-------- RECORDED DATA

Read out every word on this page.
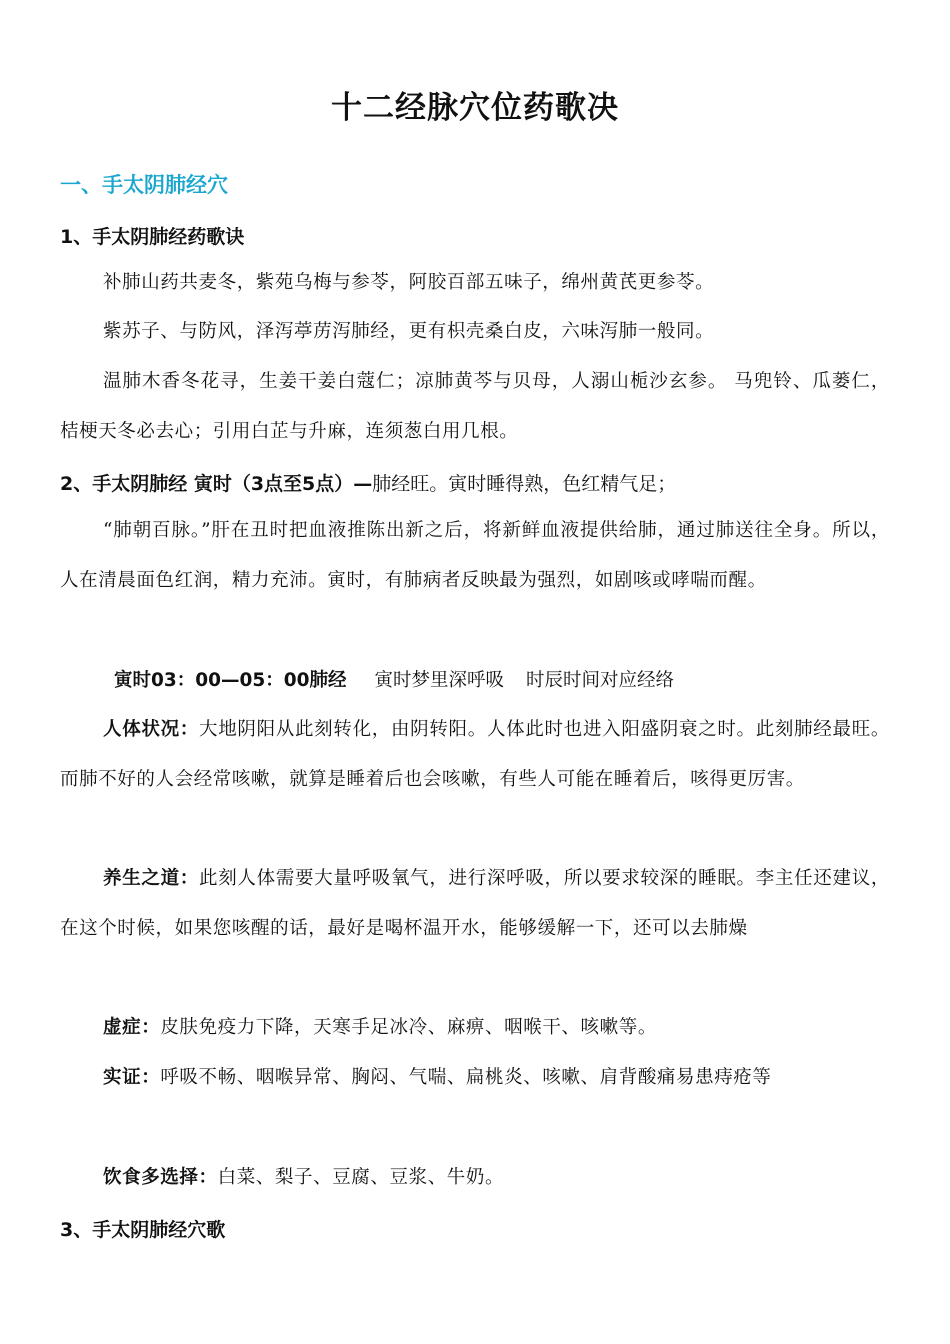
十二经脉穴位药歌决
一、手太阴肺经穴
1、手太阴肺经药歌诀
补肺山药共麦冬，紫苑乌梅与参苓，阿胶百部五味子，绵州黄芪更参苓。
紫苏子、与防风，泽泻葶苈泻肺经，更有枳壳桑白皮，六味泻肺一般同。
温肺木香冬花寻，生姜干姜白蔻仁；凉肺黄芩与贝母，人溺山栀沙玄参。 马兜铃、瓜蒌仁，桔梗天冬必去心；引用白芷与升麻，连须葱白用几根。
2、手太阴肺经 寅时（3点至5点）—肺经旺。寅时睡得熟，色红精气足；
“肺朝百脉。”肝在丑时把血液推陈出新之后，将新鲜血液提供给肺，通过肺送往全身。所以，人在清晨面色红润，精力充沛。寅时，有肺病者反映最为强烈，如剧咳或哮喘而醒。
寅时03：00—05：00肺经 寅时梦里深呼吸 时辰时间对应经络
人体状况：大地阴阳从此刻转化，由阴转阳。人体此时也进入阳盛阴衰之时。此刻肺经最旺。而肺不好的人会经常咳嗽，就算是睡着后也会咳嗽，有些人可能在睡着后，咳得更厉害。
养生之道：此刻人体需要大量呼吸氧气，进行深呼吸，所以要求较深的睡眠。李主任还建议，在这个时候，如果您咳醒的话，最好是喝杯温开水，能够缓解一下，还可以去肺燥
虚症：皮肤免疫力下降，天寒手足冰冷、麻痹、咽喉干、咳嗽等。
实证：呼吸不畅、咽喉异常、胸闷、气喘、扁桃炎、咳嗽、肩背酸痛易患痔疮等
饮食多选择：白菜、梨子、豆腐、豆浆、牛奶。
3、手太阴肺经穴歌
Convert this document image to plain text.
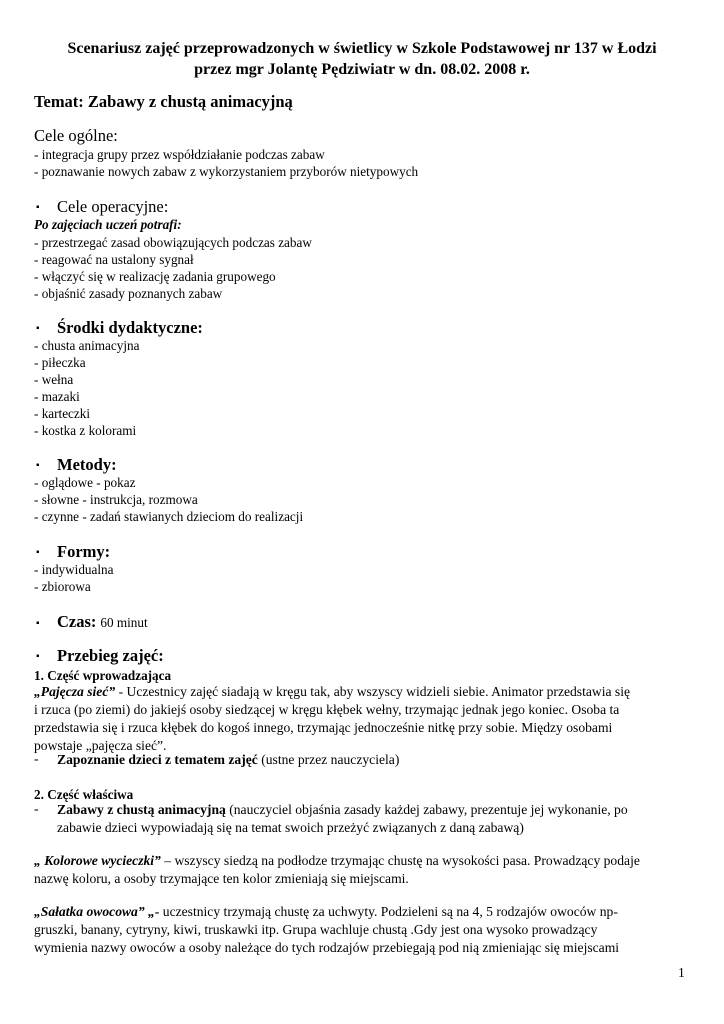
Scenariusz zajęć przeprowadzonych w świetlicy w Szkole Podstawowej nr 137 w Łodzi
przez mgr Jolantę Pędziwiatr w dn. 08.02. 2008 r.
Temat: Zabawy z chustą animacyjną
Cele ogólne:
- integracja grupy przez współdziałanie podczas zabaw
- poznawanie nowych zabaw z wykorzystaniem przyborów nietypowych
▪ Cele operacyjne:
Po zajęciach uczeń potrafi:
- przestrzegać zasad obowiązujących podczas zabaw
- reagować na ustalony sygnał
- włączyć się w realizację zadania grupowego
- objaśnić zasady poznanych zabaw
▪ Środki dydaktyczne:
- chusta animacyjna
- piłeczka
- wełna
- mazaki
- karteczki
- kostka z kolorami
▪ Metody:
- oglądowe - pokaz
- słowne - instrukcja, rozmowa
- czynne - zadań stawianych dzieciom do realizacji
▪ Formy:
- indywidualna
- zbiorowa
▪ Czas: 60 minut
▪ Przebieg zajęć:
1. Część wprowadzająca
„Pajęcza sieć” - Uczestnicy zajęć siadają w kręgu tak, aby wszyscy widzieli siebie. Animator przedstawia się
i rzuca (po ziemi) do jakiejś osoby siedzącej w kręgu kłębek wełny, trzymając jednak jego koniec. Osoba ta
przedstawia się i rzuca kłębek do kogoś innego, trzymając jednocześnie nitkę przy sobie. Między osobami
powstaje „pajęcza sieć”.
- Zapoznanie dzieci z tematem zajęć (ustne przez nauczyciela)
2. Część właściwa
- Zabawy z chustą animacyjną (nauczyciel objaśnia zasady każdej zabawy, prezentuje jej wykonanie, po
zabawie dzieci wypowiadają się na temat swoich przeżyć związanych z daną zabawą)
„ Kolorowe wycieczki” – wszyscy siedzą na podłodze trzymając chustę na wysokości pasa. Prowadzący podaje
nazwę koloru, a osoby trzymające ten kolor zmieniają się miejscami.
„Sałatka owocowa” „- uczestnicy trzymają chustę za uchwyty. Podzieleni są na 4, 5 rodzajów owoców np-
gruszki, banany, cytryny, kiwi, truskawki itp. Grupa wachluje chustą .Gdy jest ona wysoko prowadzący
wymienia nazwy owoców a osoby należące do tych rodzajów przebiegają pod nią zmieniając się miejscami
1
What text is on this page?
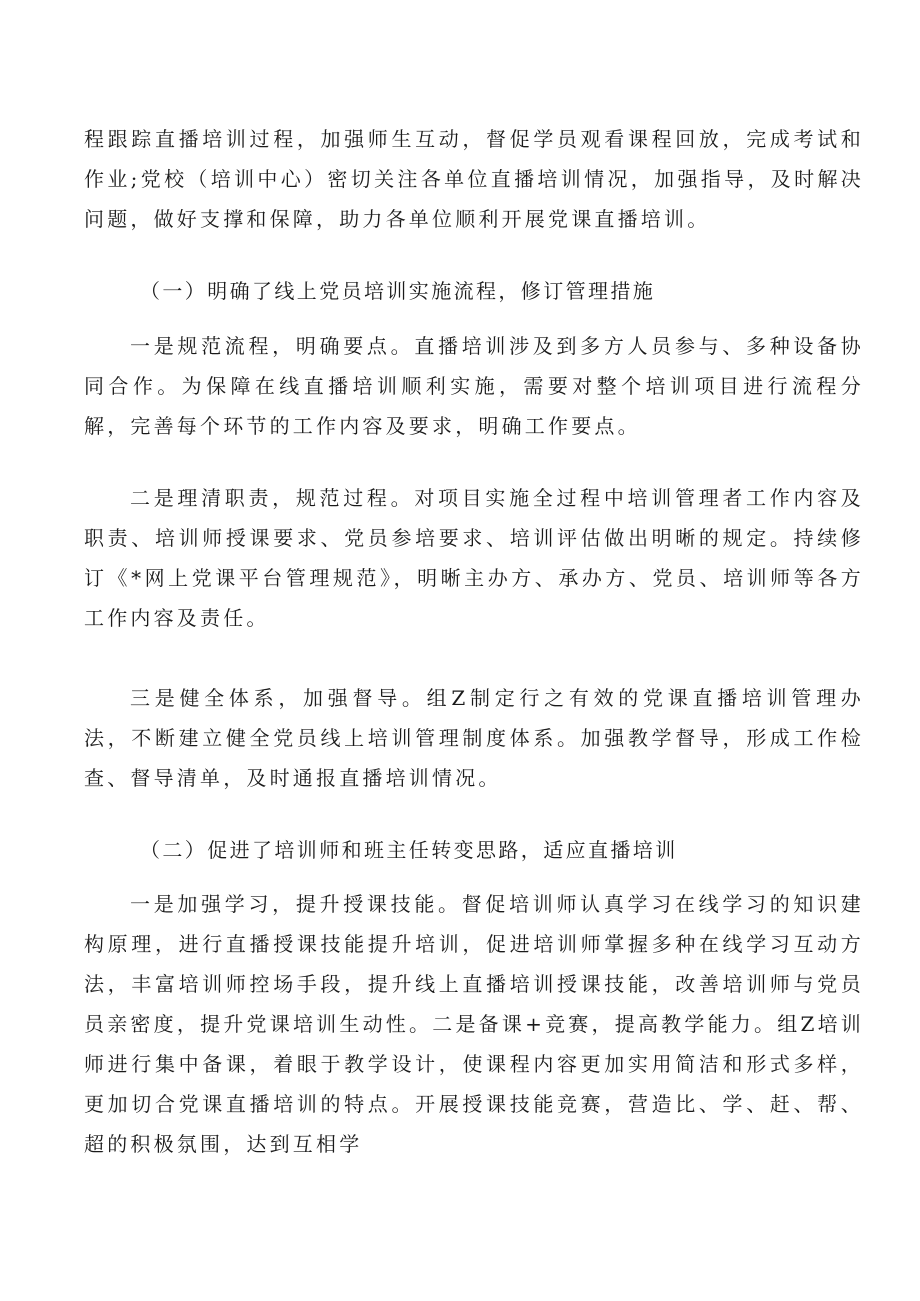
程跟踪直播培训过程，加强师生互动，督促学员观看课程回放，完成考试和作业;党校（培训中心）密切关注各单位直播培训情况，加强指导，及时解决问题，做好支撑和保障，助力各单位顺利开展党课直播培训。

（一）明确了线上党员培训实施流程，修订管理措施

一是规范流程，明确要点。直播培训涉及到多方人员参与、多种设备协同合作。为保障在线直播培训顺利实施，需要对整个培训项目进行流程分解，完善每个环节的工作内容及要求，明确工作要点。

二是理清职责，规范过程。对项目实施全过程中培训管理者工作内容及职责、培训师授课要求、党员参培要求、培训评估做出明晰的规定。持续修订《*网上党课平台管理规范》，明晰主办方、承办方、党员、培训师等各方工作内容及责任。

三是健全体系，加强督导。组Z制定行之有效的党课直播培训管理办法，不断建立健全党员线上培训管理制度体系。加强教学督导，形成工作检查、督导清单，及时通报直播培训情况。

（二）促进了培训师和班主任转变思路，适应直播培训

一是加强学习，提升授课技能。督促培训师认真学习在线学习的知识建构原理，进行直播授课技能提升培训，促进培训师掌握多种在线学习互动方法，丰富培训师控场手段，提升线上直播培训授课技能，改善培训师与党员员亲密度，提升党课培训生动性。二是备课+竞赛，提高教学能力。组Z培训师进行集中备课，着眼于教学设计，使课程内容更加实用简洁和形式多样，更加切合党课直播培训的特点。开展授课技能竞赛，营造比、学、赶、帮、超的积极氛围，达到互相学
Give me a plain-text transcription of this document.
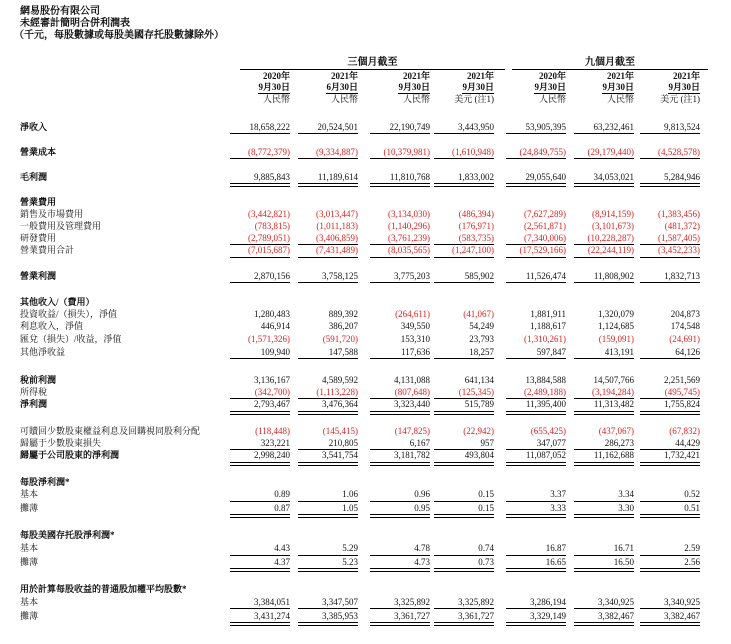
網易股份有限公司
未經審計簡明合併利潤表
（千元，每股數據或每股美國存托股數據除外）
三個月截至	九個月截至
2020年
9月30日
人民幣
2021年
6月30日
人民幣
2021年
9月30日
人民幣
2021年
9月30日
美元 (注1)
2020年
9月30日
人民幣
2021年
9月30日
人民幣
2021年
9月30日
美元 (注1)
淨收入	18,658,222	20,524,501	22,190,749	3,443,950	53,905,395	63,232,461	9,813,524
營業成本	(8,772,379)	(9,334,887)	(10,379,981)	(1,610,948)	(24,849,755)	(29,179,440)	(4,528,578)
毛利潤	9,885,843	11,189,614	11,810,768	1,833,002	29,055,640	34,053,021	5,284,946
營業費用
銷售及市場費用	(3,442,821)	(3,013,447)	(3,134,030)	(486,394)	(7,627,289)	(8,914,159)	(1,383,456)
一般費用及管理費用	(783,815)	(1,011,183)	(1,140,296)	(176,971)	(2,561,871)	(3,101,673)	(481,372)
研發費用	(2,789,051)	(3,406,859)	(3,761,239)	(583,735)	(7,340,006)	(10,228,287)	(1,587,405)
營業費用合計	(7,015,687)	(7,431,489)	(8,035,565)	(1,247,100)	(17,529,166)	(22,244,119)	(3,452,233)
營業利潤	2,870,156	3,758,125	3,775,203	585,902	11,526,474	11,808,902	1,832,713
其他收入/（費用）
投資收益/（損失），淨值	1,280,483	889,392	(264,611)	(41,067)	1,881,911	1,320,079	204,873
利息收入，淨值	446,914	386,207	349,550	54,249	1,188,617	1,124,685	174,548
匯兌（損失）/收益，淨值	(1,571,326)	(591,720)	153,310	23,793	(1,310,261)	(159,091)	(24,691)
其他淨收益	109,940	147,588	117,636	18,257	597,847	413,191	64,126
稅前利潤	3,136,167	4,589,592	4,131,088	641,134	13,884,588	14,507,766	2,251,569
所得稅	(342,700)	(1,113,228)	(807,648)	(125,345)	(2,489,188)	(3,194,284)	(495,745)
淨利潤	2,793,467	3,476,364	3,323,440	515,789	11,395,400	11,313,482	1,755,824
可贖回少數股東權益利息及回購視同股利分配	(118,448)	(145,415)	(147,825)	(22,942)	(655,425)	(437,067)	(67,832)
歸屬于少數股東損失	323,221	210,805	6,167	957	347,077	286,273	44,429
歸屬于公司股東的淨利潤	2,998,240	3,541,754	3,181,782	493,804	11,087,052	11,162,688	1,732,421
每股淨利潤*
基本	0.89	1.06	0.96	0.15	3.37	3.34	0.52
攤薄	0.87	1.05	0.95	0.15	3.33	3.30	0.51
每股美國存托股淨利潤*
基本	4.43	5.29	4.78	0.74	16.87	16.71	2.59
攤薄	4.37	5.23	4.73	0.73	16.65	16.50	2.56
用於計算每股收益的普通股加權平均股數*
基本	3,384,051	3,347,507	3,325,892	3,325,892	3,286,194	3,340,925	3,340,925
攤薄	3,431,274	3,385,953	3,361,727	3,361,727	3,329,149	3,382,467	3,382,467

----------------

(AIM) Copy the lines from the entries above in which the word "wszyscy" appears.

(FULL SOLUTION)
„Pajęcza sieć” - Uczestnicy zajęć siadają w kręgu tak, aby wszyscy widzieli siebie. Animator przedstawia się
„ Kolorowe wycieczki” – wszyscy siedzą na podłodze trzymając chustę na wysokości pasa. Prowadzący podaje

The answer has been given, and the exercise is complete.